+++ Records provided
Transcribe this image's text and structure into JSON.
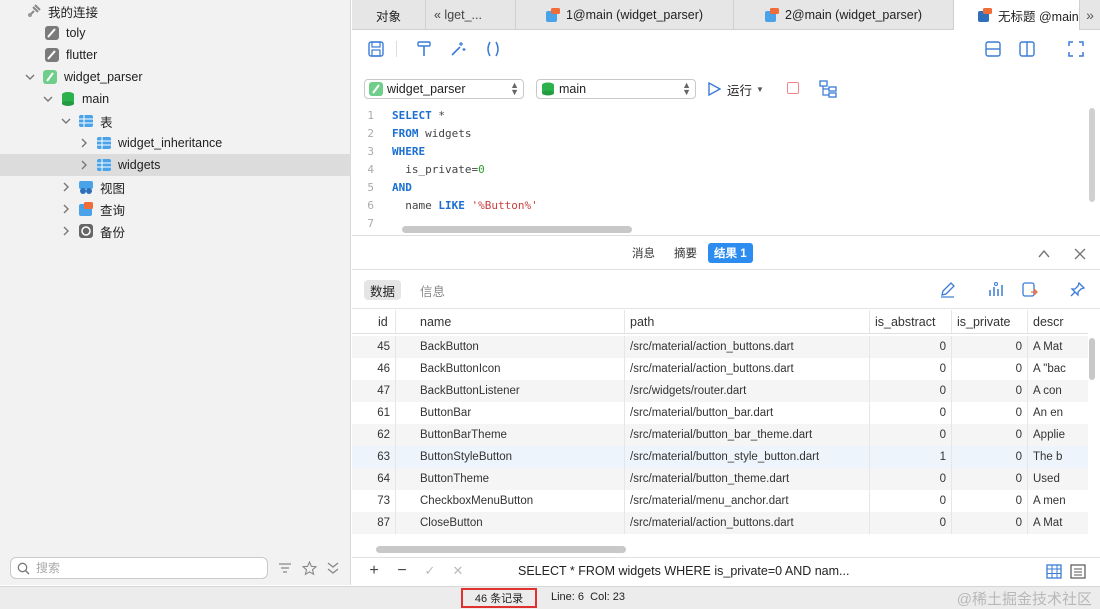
{
  "sidebar": {
    "tree": [
      {
        "label": "我的连接",
        "icon": "connections-icon"
      },
      {
        "label": "toly",
        "icon": "db-connection-icon"
      },
      {
        "label": "flutter",
        "icon": "db-connection-icon"
      },
      {
        "label": "widget_parser",
        "icon": "sqlite-connection-icon"
      },
      {
        "label": "main",
        "icon": "database-icon"
      },
      {
        "label": "表",
        "icon": "tables-folder-icon"
      },
      {
        "label": "widget_inheritance",
        "icon": "table-icon"
      },
      {
        "label": "widgets",
        "icon": "table-icon"
      },
      {
        "label": "视图",
        "icon": "views-icon"
      },
      {
        "label": "查询",
        "icon": "queries-icon"
      },
      {
        "label": "备份",
        "icon": "backup-icon"
      }
    ],
    "search_placeholder": "搜索"
  },
  "tabs": [
    {
      "label": "对象"
    },
    {
      "label": "«  lget_..."
    },
    {
      "label": "1@main (widget_parser)"
    },
    {
      "label": "2@main (widget_parser)"
    },
    {
      "label": "无标题 @main"
    }
  ],
  "tabs_overflow": "»",
  "editor": {
    "connection": "widget_parser",
    "database": "main",
    "run_label": "运行",
    "lines": [
      "1",
      "2",
      "3",
      "4",
      "5",
      "6",
      "7"
    ]
  },
  "result_tabs": [
    "消息",
    "摘要",
    "结果 1"
  ],
  "data_tabs": [
    "数据",
    "信息"
  ],
  "grid": {
    "columns": [
      "id",
      "name",
      "path",
      "is_abstract",
      "is_private",
      "descr"
    ],
    "rows": [
      [
        "45",
        "BackButton",
        "/src/material/action_buttons.dart",
        "0",
        "0",
        "A Mat"
      ],
      [
        "46",
        "BackButtonIcon",
        "/src/material/action_buttons.dart",
        "0",
        "0",
        "A \"bac"
      ],
      [
        "47",
        "BackButtonListener",
        "/src/widgets/router.dart",
        "0",
        "0",
        "A con"
      ],
      [
        "61",
        "ButtonBar",
        "/src/material/button_bar.dart",
        "0",
        "0",
        "An en"
      ],
      [
        "62",
        "ButtonBarTheme",
        "/src/material/button_bar_theme.dart",
        "0",
        "0",
        "Applie"
      ],
      [
        "63",
        "ButtonStyleButton",
        "/src/material/button_style_button.dart",
        "1",
        "0",
        "The b"
      ],
      [
        "64",
        "ButtonTheme",
        "/src/material/button_theme.dart",
        "0",
        "0",
        "Used"
      ],
      [
        "73",
        "CheckboxMenuButton",
        "/src/material/menu_anchor.dart",
        "0",
        "0",
        "A men"
      ],
      [
        "87",
        "CloseButton",
        "/src/material/action_buttons.dart",
        "0",
        "0",
        "A Mat"
      ]
    ]
  },
  "footer": {
    "add": "+",
    "remove": "−",
    "apply": "✓",
    "discard": "✕",
    "sql_preview": "SELECT * FROM widgets WHERE  is_private=0  AND nam..."
  },
  "status": {
    "record_count": "46 条记录",
    "line": "Line: 6",
    "col": "Col: 23",
    "watermark": "@稀土掘金技术社区"
  },
  "colors": {
    "accent": "#2d8cf0",
    "record_highlight": "#e03030"
  }
}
++++++
> Task to complete: Repeat the data in full and exactly. Omit pictures.

> Correct answer:
Transcribe this image's text and structure into JSON.
{
  "sidebar": {
    "tree": [
      {
        "label": "我的连接",
        "icon": "connections-icon"
      },
      {
        "label": "toly",
        "icon": "db-connection-icon"
      },
      {
        "label": "flutter",
        "icon": "db-connection-icon"
      },
      {
        "label": "widget_parser",
        "icon": "sqlite-connection-icon"
      },
      {
        "label": "main",
        "icon": "database-icon"
      },
      {
        "label": "表",
        "icon": "tables-folder-icon"
      },
      {
        "label": "widget_inheritance",
        "icon": "table-icon"
      },
      {
        "label": "widgets",
        "icon": "table-icon"
      },
      {
        "label": "视图",
        "icon": "views-icon"
      },
      {
        "label": "查询",
        "icon": "queries-icon"
      },
      {
        "label": "备份",
        "icon": "backup-icon"
      }
    ],
    "search_placeholder": "搜索"
  },
  "tabs": [
    {
      "label": "对象"
    },
    {
      "label": "«  lget_..."
    },
    {
      "label": "1@main (widget_parser)"
    },
    {
      "label": "2@main (widget_parser)"
    },
    {
      "label": "无标题 @main"
    }
  ],
  "tabs_overflow": "»",
  "editor": {
    "connection": "widget_parser",
    "database": "main",
    "run_label": "运行",
    "lines": [
      "1",
      "2",
      "3",
      "4",
      "5",
      "6",
      "7"
    ]
  },
  "result_tabs": [
    "消息",
    "摘要",
    "结果 1"
  ],
  "data_tabs": [
    "数据",
    "信息"
  ],
  "grid": {
    "columns": [
      "id",
      "name",
      "path",
      "is_abstract",
      "is_private",
      "descr"
    ],
    "rows": [
      [
        "45",
        "BackButton",
        "/src/material/action_buttons.dart",
        "0",
        "0",
        "A Mat"
      ],
      [
        "46",
        "BackButtonIcon",
        "/src/material/action_buttons.dart",
        "0",
        "0",
        "A \"bac"
      ],
      [
        "47",
        "BackButtonListener",
        "/src/widgets/router.dart",
        "0",
        "0",
        "A con"
      ],
      [
        "61",
        "ButtonBar",
        "/src/material/button_bar.dart",
        "0",
        "0",
        "An en"
      ],
      [
        "62",
        "ButtonBarTheme",
        "/src/material/button_bar_theme.dart",
        "0",
        "0",
        "Applie"
      ],
      [
        "63",
        "ButtonStyleButton",
        "/src/material/button_style_button.dart",
        "1",
        "0",
        "The b"
      ],
      [
        "64",
        "ButtonTheme",
        "/src/material/button_theme.dart",
        "0",
        "0",
        "Used"
      ],
      [
        "73",
        "CheckboxMenuButton",
        "/src/material/menu_anchor.dart",
        "0",
        "0",
        "A men"
      ],
      [
        "87",
        "CloseButton",
        "/src/material/action_buttons.dart",
        "0",
        "0",
        "A Mat"
      ]
    ]
  },
  "footer": {
    "add": "+",
    "remove": "−",
    "apply": "✓",
    "discard": "✕",
    "sql_preview": "SELECT * FROM widgets WHERE  is_private=0  AND nam..."
  },
  "status": {
    "record_count": "46 条记录",
    "line": "Line: 6",
    "col": "Col: 23",
    "watermark": "@稀土掘金技术社区"
  },
  "colors": {
    "accent": "#2d8cf0",
    "record_highlight": "#e03030"
  }
}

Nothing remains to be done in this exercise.